What you have to do: For each statement below, say yes or no to whether it agrees with the essay on the gospel and hell, and quote the words that settle it. (a) Rankin names every believer and every church as those who should proclaim the gospel to all peoples. (b) Rankin holds that people in our own society who hear the gospel but do not believe are spared from hell. (c) The writer says that, if hearing and rejecting the gospel dooms people, the better course would be never to expose anyone to it.

Page excerpt:
══════════════════════════════

In an article a few months ago, Jerry Rankin, president of the International Mission Board of the Southern Baptist Convention, wrote: “For many people in the world, the gospel will be bad news.” Later, this: “For them, the gospel is bad news because it describes who joins God in His eternal kingdom and who spends an eternity in hell.” Later, this, with respect to who should “proclaim the gospel to all peoples: Every believer and every church.”
Rankin insists that those who don’t even have a chance to “hear and believe” are doomed and that those “even in our own society” who hear but don’t believe are also doomed to hell. Therein lies the problem with what believers in general, especially evangelicals, see as their prime reason for spreading the gospel, i.e., saving people from hell.
Those who share Rankin’s belief present a gospel so bereft of logic and divine sensitivity as to be incomprehensible if not outright ridiculous/sadistic. For fundamentalists, Rankin’s proposition is actually negated by their belief in predestination, foreordination, foreknowledge or fore/pre-anything endemic to the “foundation of the world,” since God has initiated and changed courses within the creation numerous times, well-documented in scripture. God would not have planned before the creation for the times he would change his mind after the creation…just plain common sense.
For those who don’t share Rankin’s inflexible claim but believe that those who hear and reject also are doomed, common sense dictates the better course should be never exposing anyone to the gospel, thus making sure no one rejects it and inherits hell in the bargain, i.e., forget the Great Commission enunciated by Christ to take the gospel throughout the world. Indeed in this rubric, believers shouldn’t have children since, as potential unbelievers, they might be “lost.”

══════════════════════════════

Supplied information:
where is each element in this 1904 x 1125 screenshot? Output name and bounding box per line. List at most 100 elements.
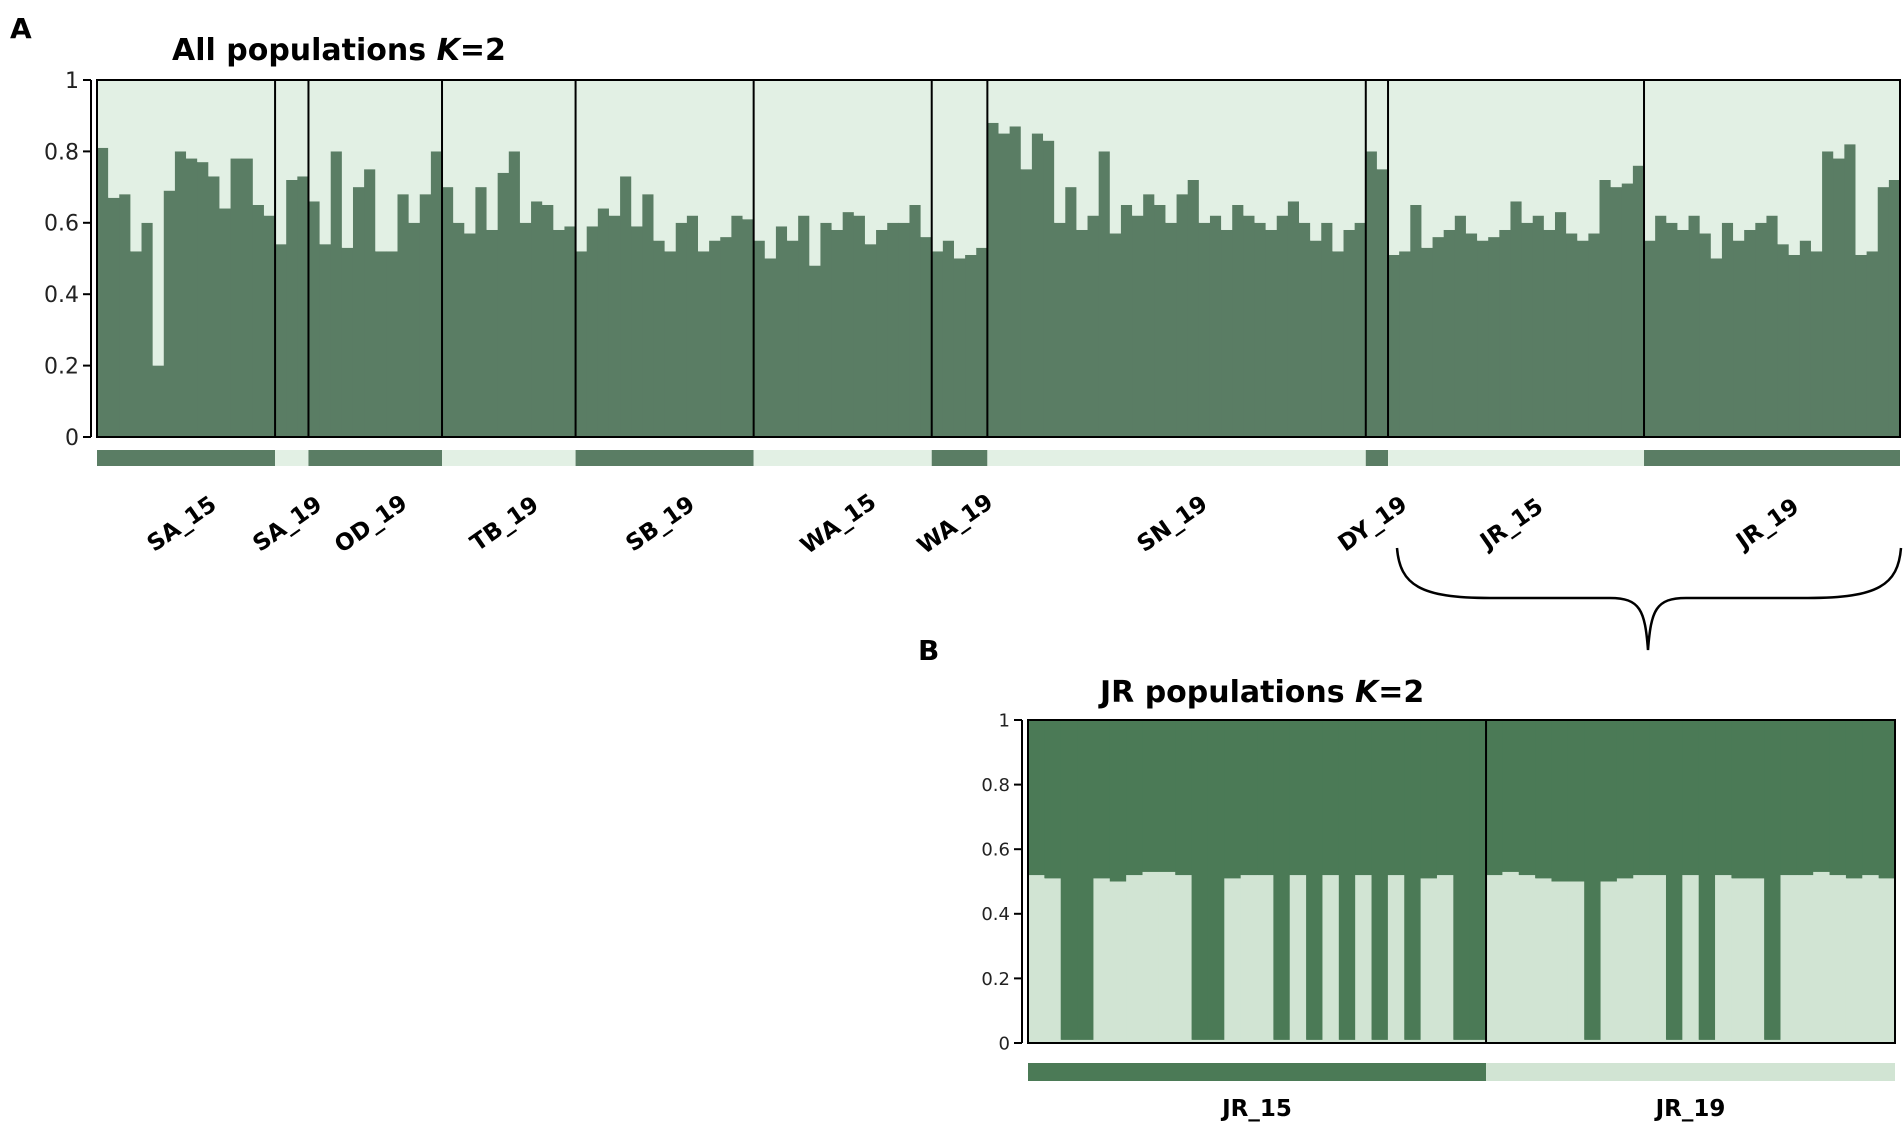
- bar-SN_19-24-cluster1: [1254, 222, 1267, 437]
- chart-title-b-prefix: JR populations: [1098, 675, 1355, 710]
- bar-JR_15-10-cluster1: [1499, 229, 1512, 437]
- bar-JR_15-1-cluster1: [1399, 251, 1411, 437]
- bar-WA_19-0-cluster2: [931, 80, 944, 252]
- population-strip-JR_19: [1644, 450, 1900, 466]
- bar-OD_19-3-cluster2: [341, 80, 354, 248]
- bar-WA_15-1-cluster2: [764, 80, 777, 259]
- structure-plot-all-populations: 0 0.2 0.4 0.6 0.8 1 SA_15 SA_19 OD_19 TB_19 SB_19 W…: [44, 69, 1901, 559]
- panel-label-a: A: [10, 12, 32, 45]
- bar-SN_19-3-cluster1: [1020, 169, 1033, 437]
- bar-SN_19-11-cluster1: [1109, 233, 1122, 437]
- bar-WA_15-11-cluster2: [876, 80, 888, 230]
- bar-JR_15-6-cluster1: [1126, 875, 1144, 1043]
- bar-SN_19-7-cluster1: [1065, 187, 1078, 437]
- bar-SN_19-25-cluster2: [1265, 80, 1278, 230]
- bar-SN_19-30-cluster1: [1321, 222, 1333, 437]
- bar-SN_19-32-cluster2: [1343, 80, 1356, 230]
- bar-SN_19-13-cluster2: [1132, 80, 1144, 216]
- bar-SB_19-14-cluster1: [731, 215, 744, 437]
- bar-JR_19-20-cluster1: [1813, 871, 1831, 1043]
- bar-JR_15-12-cluster1: [1521, 222, 1534, 437]
- bar-SB_19-10-cluster2: [686, 80, 699, 216]
- bar-SN_19-28-cluster2: [1299, 80, 1311, 223]
- bar-SN_19-8-cluster2: [1076, 80, 1089, 230]
- bar-JR_19-8-cluster2: [1616, 720, 1634, 879]
- bar-SB_19-7-cluster1: [653, 240, 666, 437]
- bar-SN_19-0-cluster1: [987, 122, 1000, 437]
- bar-TB_19-10-cluster2: [553, 80, 566, 230]
- bar-JR_19-16-cluster2: [1747, 720, 1765, 879]
- bar-SB_19-9-cluster1: [675, 222, 688, 437]
- bar-OD_19-8-cluster2: [397, 80, 410, 195]
- bar-JR_15-26-cluster1: [1453, 1039, 1471, 1043]
- bar-JR_19-11-cluster2: [1766, 80, 1779, 216]
- bar-JR_15-11-cluster2: [1207, 720, 1225, 1040]
- bar-WA_15-3-cluster1: [787, 240, 799, 437]
- bar-SN_19-26-cluster2: [1276, 80, 1289, 216]
- bar-SN_19-21-cluster2: [1221, 80, 1233, 230]
- bar-JR_15-14-cluster2: [1543, 80, 1556, 230]
- bar-JR_15-5-cluster2: [1109, 720, 1127, 882]
- bar-SA_15-9-cluster1: [197, 162, 209, 438]
- bar-SN_19-5-cluster1: [1043, 140, 1055, 437]
- bar-JR_19-22-cluster2: [1888, 80, 1901, 180]
- bar-JR_15-11-cluster1: [1510, 201, 1523, 437]
- bar-SB_19-0-cluster2: [575, 80, 588, 252]
- bar-WA_15-11-cluster1: [876, 229, 888, 437]
- bar-SN_19-12-cluster1: [1120, 204, 1133, 437]
- bar-OD_19-10-cluster2: [419, 80, 432, 195]
- bar-WA_15-9-cluster2: [853, 80, 866, 216]
- bar-JR_19-15-cluster2: [1810, 80, 1823, 252]
- bar-JR_15-0-cluster1: [1388, 254, 1400, 437]
- bar-JR_19-13-cluster1: [1788, 254, 1801, 437]
- bar-JR_19-16-cluster1: [1822, 151, 1834, 437]
- bar-JR_15-13-cluster2: [1240, 720, 1258, 876]
- bar-SB_19-13-cluster1: [720, 237, 732, 437]
- population-strip-TB_19: [442, 450, 576, 466]
- bar-JR_15-0-cluster2: [1028, 720, 1045, 876]
- bar-JR_15-6-cluster2: [1454, 80, 1467, 216]
- bar-TB_19-0-cluster1: [442, 187, 454, 437]
- bar-JR_15-25-cluster1: [1436, 875, 1454, 1043]
- bar-JR_19-11-cluster1: [1665, 1039, 1683, 1043]
- bar-JR_15-1-cluster1: [1044, 878, 1062, 1043]
- population-strip-JR_15: [1388, 450, 1645, 466]
- bar-JR_19-7-cluster2: [1600, 720, 1618, 882]
- population-strip-SN_19: [987, 450, 1366, 466]
- bar-TB_19-10-cluster1: [553, 229, 566, 437]
- bar-WA_15-8-cluster1: [842, 212, 855, 437]
- y-tick-label-1: 0.2: [44, 354, 79, 379]
- bar-OD_19-6-cluster2: [375, 80, 387, 252]
- bar-SB_19-2-cluster1: [597, 208, 610, 437]
- bar-WA_15-7-cluster1: [831, 229, 844, 437]
- population-label-SA_15: SA_15: [143, 491, 222, 557]
- bar-SN_19-28-cluster1: [1299, 222, 1311, 437]
- bar-JR_19-15-cluster1: [1810, 251, 1823, 437]
- bar-SA_15-6-cluster1: [163, 190, 176, 437]
- bar-OD_19-3-cluster1: [341, 247, 354, 437]
- bar-SN_19-7-cluster2: [1065, 80, 1078, 188]
- bar-JR_19-0-cluster2: [1644, 80, 1656, 241]
- bar-JR_15-27-cluster1: [1469, 1039, 1487, 1043]
- bar-SN_19-23-cluster1: [1243, 215, 1256, 437]
- bar-JR_15-10-cluster1: [1191, 1039, 1209, 1043]
- population-label-JR_15: JR_15: [1474, 494, 1548, 556]
- jr-bracket: [1395, 547, 1903, 651]
- bar-WA_19-3-cluster1: [965, 254, 977, 437]
- bar-JR_15-27-cluster2: [1469, 720, 1487, 1040]
- bar-JR_15-21-cluster2: [1371, 720, 1389, 1040]
- bar-DY_19-1-cluster1: [1376, 169, 1389, 437]
- population-strip-JR_15: [1028, 1063, 1487, 1081]
- bar-JR_19-4-cluster1: [1551, 881, 1569, 1043]
- bar-JR_15-4-cluster1: [1093, 878, 1111, 1043]
- bar-JR_15-4-cluster2: [1432, 80, 1445, 238]
- bar-SN_19-15-cluster2: [1154, 80, 1167, 205]
- y-tick-label-3: 0.6: [44, 212, 79, 237]
- bar-SA_19-0-cluster2: [275, 80, 287, 245]
- bar-JR_15-13-cluster2: [1532, 80, 1545, 216]
- bar-SA_15-7-cluster2: [174, 80, 187, 152]
- bar-WA_19-4-cluster2: [976, 80, 988, 248]
- bar-JR_19-17-cluster1: [1833, 158, 1845, 438]
- bar-WA_15-5-cluster1: [809, 265, 822, 437]
- y-tick-label-4: 0.8: [44, 140, 79, 165]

══════════════════════════════

The response:
(a) Yes: "proclaim the gospel to all peoples: Every believer and every church."
(b) No: "those “even in our own society” who hear but don’t believe are also doomed to hell."
(c) Yes: "common sense dictates the better course should be never exposing anyone to the gospel"